→ **TEXT PASSAGE**:
Her finale will be the world première of American composer Scott Robbins’ Ritual Meditations. She will perform the piece using an iPad 3 and the app ForScore.
“Using an iPad 3 with Air Turn and the app ForScore for the performance of this contemporary piece allows me more freedom at the keyboard,” said Holzer. “It enables me to have hands-free page-turning; my hands can be in the keys for the entire piece. Tapping the Air Turn turns the page via bluetooth technology, synced with the iPad.”
There are other key performance benefits for both musicians and audiences: The lighting on the iPad allows musicians to see the score easily, while a slideshow is projected elsewhere onstage. Darkening the stage for the slideshow does not change the visibility of the music on the iPad.
Holzer came across the innovative piece she will use as her finale through her connections to and collaboration with the composer.
Composer Scott Robbins and Holzer were classmates in doctoral music studies at Florida State University in the early 1990s. She contacted him last winter wondering if he had any solo piano music for her to consider for a recital program, and he sent her the score for Ritual Meditations as a PDF. Several months later, Holzer heard a performance by Russian pianist Kirill Gerstein at the Gilmore Keyboard Festival in Kalamazoo, Mich. He used an iPad 3 to perform a contemporary piece, and she talked with him about the technology after his concert.
"That's when I resolved to learn how to use it myself,” said Holzer. “I informed Scott of the adventure, and he was intrigued.”

→ **GIVEN REQUEST A**:
Summarize the passage about Holzer's iPad performance in two sentences.
The passage and the records below it come from separate, unrelated sources.

→ **RECORDS SHOWN**:
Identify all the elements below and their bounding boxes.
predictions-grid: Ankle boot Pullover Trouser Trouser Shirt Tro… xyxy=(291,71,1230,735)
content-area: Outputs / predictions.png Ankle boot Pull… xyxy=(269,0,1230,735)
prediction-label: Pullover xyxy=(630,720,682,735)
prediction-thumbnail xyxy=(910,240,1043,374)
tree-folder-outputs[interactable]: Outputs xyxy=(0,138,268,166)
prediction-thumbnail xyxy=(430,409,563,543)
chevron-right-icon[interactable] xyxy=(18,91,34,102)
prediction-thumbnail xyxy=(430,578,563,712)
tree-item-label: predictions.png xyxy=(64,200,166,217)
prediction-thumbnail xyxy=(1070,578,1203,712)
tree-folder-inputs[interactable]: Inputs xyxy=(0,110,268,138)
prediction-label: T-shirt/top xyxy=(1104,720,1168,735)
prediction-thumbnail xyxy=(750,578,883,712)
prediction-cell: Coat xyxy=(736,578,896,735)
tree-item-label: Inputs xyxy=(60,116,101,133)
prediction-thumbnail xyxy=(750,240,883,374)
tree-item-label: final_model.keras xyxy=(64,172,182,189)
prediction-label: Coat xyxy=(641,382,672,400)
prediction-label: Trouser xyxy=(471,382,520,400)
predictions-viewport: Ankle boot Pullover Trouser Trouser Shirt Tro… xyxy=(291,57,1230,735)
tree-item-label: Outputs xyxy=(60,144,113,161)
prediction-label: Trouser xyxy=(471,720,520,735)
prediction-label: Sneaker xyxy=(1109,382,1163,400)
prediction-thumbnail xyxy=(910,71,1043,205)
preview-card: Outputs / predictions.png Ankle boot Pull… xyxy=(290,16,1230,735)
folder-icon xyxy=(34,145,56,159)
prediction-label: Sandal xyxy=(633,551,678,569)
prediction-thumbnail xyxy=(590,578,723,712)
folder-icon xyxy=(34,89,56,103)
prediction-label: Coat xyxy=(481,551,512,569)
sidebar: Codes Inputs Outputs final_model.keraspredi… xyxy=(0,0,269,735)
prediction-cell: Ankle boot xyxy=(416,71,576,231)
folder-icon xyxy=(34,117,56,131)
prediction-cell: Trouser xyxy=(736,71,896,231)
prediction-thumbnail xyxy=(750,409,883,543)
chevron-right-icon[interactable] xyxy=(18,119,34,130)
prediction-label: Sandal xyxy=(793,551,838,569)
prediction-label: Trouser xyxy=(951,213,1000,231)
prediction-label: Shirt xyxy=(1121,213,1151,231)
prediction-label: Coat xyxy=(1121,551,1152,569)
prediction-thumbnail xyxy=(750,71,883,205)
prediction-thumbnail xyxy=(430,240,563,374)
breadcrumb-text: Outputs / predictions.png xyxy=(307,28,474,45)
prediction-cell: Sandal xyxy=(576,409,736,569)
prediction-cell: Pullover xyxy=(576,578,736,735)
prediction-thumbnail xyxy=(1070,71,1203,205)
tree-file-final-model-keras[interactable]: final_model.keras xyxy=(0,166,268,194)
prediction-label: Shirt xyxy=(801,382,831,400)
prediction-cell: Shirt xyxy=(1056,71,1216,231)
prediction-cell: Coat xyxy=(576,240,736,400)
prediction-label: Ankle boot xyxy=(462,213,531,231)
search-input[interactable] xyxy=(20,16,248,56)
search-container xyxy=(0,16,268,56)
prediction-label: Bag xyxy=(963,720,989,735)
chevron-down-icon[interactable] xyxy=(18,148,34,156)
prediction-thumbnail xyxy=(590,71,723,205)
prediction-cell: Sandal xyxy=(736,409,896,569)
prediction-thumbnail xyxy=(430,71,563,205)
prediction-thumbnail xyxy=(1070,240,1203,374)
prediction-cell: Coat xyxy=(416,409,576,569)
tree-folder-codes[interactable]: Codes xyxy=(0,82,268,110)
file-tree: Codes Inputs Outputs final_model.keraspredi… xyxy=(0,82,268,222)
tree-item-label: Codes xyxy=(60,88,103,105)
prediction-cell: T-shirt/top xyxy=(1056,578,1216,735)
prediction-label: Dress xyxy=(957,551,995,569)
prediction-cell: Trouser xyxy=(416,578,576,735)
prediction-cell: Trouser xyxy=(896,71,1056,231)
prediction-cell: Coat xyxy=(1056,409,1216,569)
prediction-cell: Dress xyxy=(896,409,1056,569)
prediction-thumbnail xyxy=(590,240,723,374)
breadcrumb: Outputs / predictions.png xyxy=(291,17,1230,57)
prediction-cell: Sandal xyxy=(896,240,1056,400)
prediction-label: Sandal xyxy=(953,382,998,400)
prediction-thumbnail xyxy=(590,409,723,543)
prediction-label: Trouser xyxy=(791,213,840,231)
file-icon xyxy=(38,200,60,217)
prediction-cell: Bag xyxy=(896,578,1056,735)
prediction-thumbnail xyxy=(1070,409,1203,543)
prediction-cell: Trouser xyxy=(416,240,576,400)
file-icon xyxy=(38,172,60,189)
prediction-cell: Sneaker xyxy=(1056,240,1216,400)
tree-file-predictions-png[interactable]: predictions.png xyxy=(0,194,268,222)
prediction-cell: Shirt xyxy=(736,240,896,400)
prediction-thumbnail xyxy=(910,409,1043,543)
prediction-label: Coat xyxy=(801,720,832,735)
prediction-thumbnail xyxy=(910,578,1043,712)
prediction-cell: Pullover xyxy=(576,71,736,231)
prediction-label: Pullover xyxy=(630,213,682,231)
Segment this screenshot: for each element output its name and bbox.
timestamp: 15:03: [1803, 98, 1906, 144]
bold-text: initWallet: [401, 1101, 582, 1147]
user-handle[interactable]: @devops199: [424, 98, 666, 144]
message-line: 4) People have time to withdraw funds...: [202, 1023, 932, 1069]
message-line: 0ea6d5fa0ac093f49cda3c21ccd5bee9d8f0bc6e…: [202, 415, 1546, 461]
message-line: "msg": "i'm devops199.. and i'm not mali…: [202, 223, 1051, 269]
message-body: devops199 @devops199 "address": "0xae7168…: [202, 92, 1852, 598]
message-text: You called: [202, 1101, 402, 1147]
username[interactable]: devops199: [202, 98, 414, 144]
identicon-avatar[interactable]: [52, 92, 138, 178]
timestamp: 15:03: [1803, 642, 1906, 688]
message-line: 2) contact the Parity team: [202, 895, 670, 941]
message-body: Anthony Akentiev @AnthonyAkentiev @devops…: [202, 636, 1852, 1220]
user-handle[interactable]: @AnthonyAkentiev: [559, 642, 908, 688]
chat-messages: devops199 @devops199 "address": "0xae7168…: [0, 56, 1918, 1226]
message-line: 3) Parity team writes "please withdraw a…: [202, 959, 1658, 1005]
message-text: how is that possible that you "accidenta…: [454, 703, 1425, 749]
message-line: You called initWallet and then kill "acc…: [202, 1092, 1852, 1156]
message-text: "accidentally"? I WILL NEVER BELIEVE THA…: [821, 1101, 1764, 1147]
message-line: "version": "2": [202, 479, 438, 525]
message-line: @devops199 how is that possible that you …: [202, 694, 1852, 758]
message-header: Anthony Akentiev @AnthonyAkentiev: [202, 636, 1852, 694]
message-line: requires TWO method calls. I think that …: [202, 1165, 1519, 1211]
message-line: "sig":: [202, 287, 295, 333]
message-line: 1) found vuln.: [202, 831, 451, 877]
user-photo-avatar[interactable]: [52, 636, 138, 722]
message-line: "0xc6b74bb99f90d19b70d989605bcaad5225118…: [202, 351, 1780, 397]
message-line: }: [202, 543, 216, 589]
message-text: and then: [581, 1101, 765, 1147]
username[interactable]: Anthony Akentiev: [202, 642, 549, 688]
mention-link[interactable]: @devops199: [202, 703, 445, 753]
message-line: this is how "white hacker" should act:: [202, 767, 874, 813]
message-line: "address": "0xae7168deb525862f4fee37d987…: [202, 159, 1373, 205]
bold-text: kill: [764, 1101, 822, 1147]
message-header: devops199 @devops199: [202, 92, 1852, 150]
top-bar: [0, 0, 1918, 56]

→ **GIVEN REQUEST B**:
Print the part of the records that opens with their first line and closes with the line containing "prediction-thumbnail xyxy=(430,409,563,543)", including both of those lines.

→ **RIGHT ANSWER A**:
Holzer's finale will be the world premiere of Scott Robbins' Ritual Meditations, which she will play on an iPad 3 using the ForScore app and an Air Turn for hands-free page turning. Robbins, her former doctoral classmate at Florida State University, sent her the score, and she resolved to learn the technology after hearing Kirill Gerstein perform on an iPad 3.

→ **RIGHT ANSWER B**:
Identify all the elements below and their bounding boxes.
predictions-grid: Ankle boot Pullover Trouser Trouser Shirt Tro… xyxy=(291,71,1230,735)
content-area: Outputs / predictions.png Ankle boot Pull… xyxy=(269,0,1230,735)
prediction-label: Pullover xyxy=(630,720,682,735)
prediction-thumbnail xyxy=(910,240,1043,374)
tree-folder-outputs[interactable]: Outputs xyxy=(0,138,268,166)
prediction-thumbnail xyxy=(430,409,563,543)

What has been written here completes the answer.